### Task statement:
Leave out the pictures and repeat the data exactly.

━━━ Supplied data

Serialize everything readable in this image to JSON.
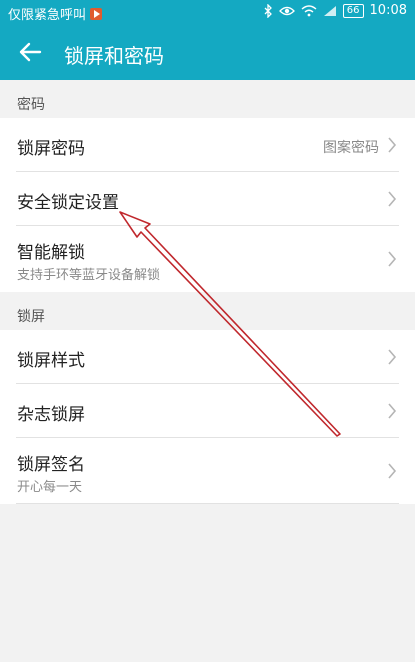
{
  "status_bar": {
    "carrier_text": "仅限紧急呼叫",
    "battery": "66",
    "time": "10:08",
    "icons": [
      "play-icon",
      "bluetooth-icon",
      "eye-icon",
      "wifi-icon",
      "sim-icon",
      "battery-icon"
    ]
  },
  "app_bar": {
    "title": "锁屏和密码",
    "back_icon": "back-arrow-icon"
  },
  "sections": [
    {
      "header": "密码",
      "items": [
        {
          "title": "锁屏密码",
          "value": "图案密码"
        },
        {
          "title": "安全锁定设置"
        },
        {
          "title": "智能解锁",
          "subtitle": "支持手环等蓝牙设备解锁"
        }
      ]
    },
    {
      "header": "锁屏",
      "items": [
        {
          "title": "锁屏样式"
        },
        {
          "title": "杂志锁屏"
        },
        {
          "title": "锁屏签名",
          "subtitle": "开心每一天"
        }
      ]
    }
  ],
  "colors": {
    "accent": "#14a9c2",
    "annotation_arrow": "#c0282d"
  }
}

━━━━━━

### Task output:
Serialize everything readable in this image to JSON.
{
  "status_bar": {
    "carrier_text": "仅限紧急呼叫",
    "battery": "66",
    "time": "10:08",
    "icons": [
      "play-icon",
      "bluetooth-icon",
      "eye-icon",
      "wifi-icon",
      "sim-icon",
      "battery-icon"
    ]
  },
  "app_bar": {
    "title": "锁屏和密码",
    "back_icon": "back-arrow-icon"
  },
  "sections": [
    {
      "header": "密码",
      "items": [
        {
          "title": "锁屏密码",
          "value": "图案密码"
        },
        {
          "title": "安全锁定设置"
        },
        {
          "title": "智能解锁",
          "subtitle": "支持手环等蓝牙设备解锁"
        }
      ]
    },
    {
      "header": "锁屏",
      "items": [
        {
          "title": "锁屏样式"
        },
        {
          "title": "杂志锁屏"
        },
        {
          "title": "锁屏签名",
          "subtitle": "开心每一天"
        }
      ]
    }
  ],
  "colors": {
    "accent": "#14a9c2",
    "annotation_arrow": "#c0282d"
  }
}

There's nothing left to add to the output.